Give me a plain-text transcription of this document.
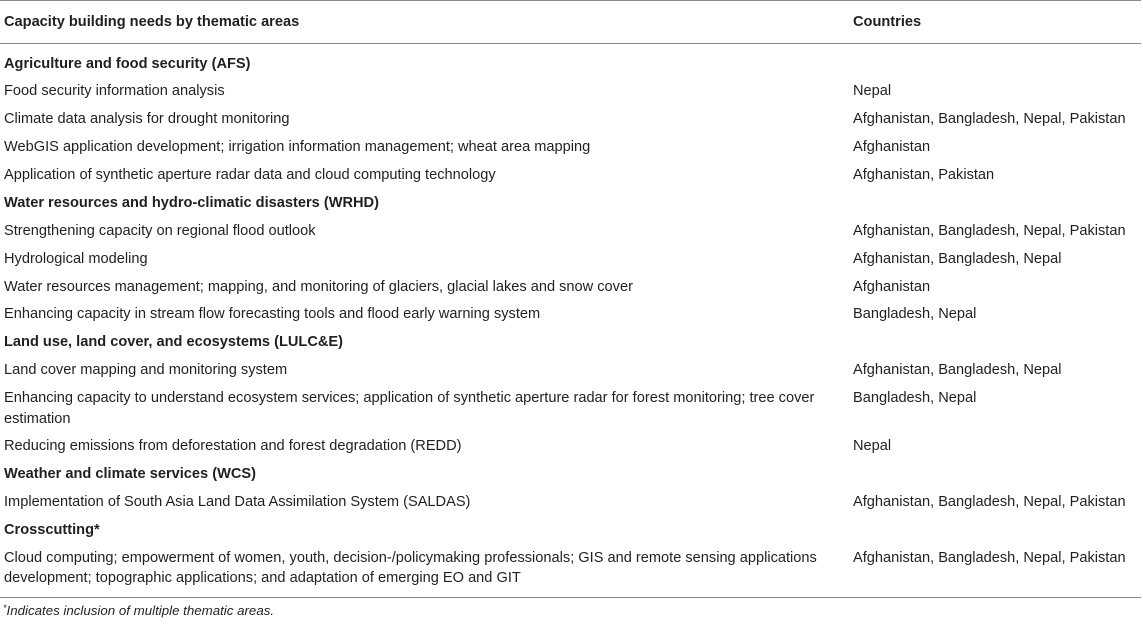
Capacity building needs by thematic areas	Countries
Agriculture and food security (AFS)	
Food security information analysis	Nepal
Climate data analysis for drought monitoring	Afghanistan, Bangladesh, Nepal, Pakistan
WebGIS application development; irrigation information management; wheat area mapping	Afghanistan
Application of synthetic aperture radar data and cloud computing technology	Afghanistan, Pakistan
Water resources and hydro-climatic disasters (WRHD)	
Strengthening capacity on regional flood outlook	Afghanistan, Bangladesh, Nepal, Pakistan
Hydrological modeling	Afghanistan, Bangladesh, Nepal
Water resources management; mapping, and monitoring of glaciers, glacial lakes and snow cover	Afghanistan
Enhancing capacity in stream flow forecasting tools and flood early warning system	Bangladesh, Nepal
Land use, land cover, and ecosystems (LULC&E)	
Land cover mapping and monitoring system	Afghanistan, Bangladesh, Nepal
Enhancing capacity to understand ecosystem services; application of synthetic aperture radar for forest monitoring; tree cover estimation	Bangladesh, Nepal
Reducing emissions from deforestation and forest degradation (REDD)	Nepal
Weather and climate services (WCS)	
Implementation of South Asia Land Data Assimilation System (SALDAS)	Afghanistan, Bangladesh, Nepal, Pakistan
Crosscutting*	
Cloud computing; empowerment of women, youth, decision-/policymaking professionals; GIS and remote sensing applications development; topographic applications; and adaptation of emerging EO and GIT	Afghanistan, Bangladesh, Nepal, Pakistan
*Indicates inclusion of multiple thematic areas.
=====
◆ Written request ◆
Say, as a bare number, how many lines in the entries above include the string "management".

◆ Problem solution ◆
2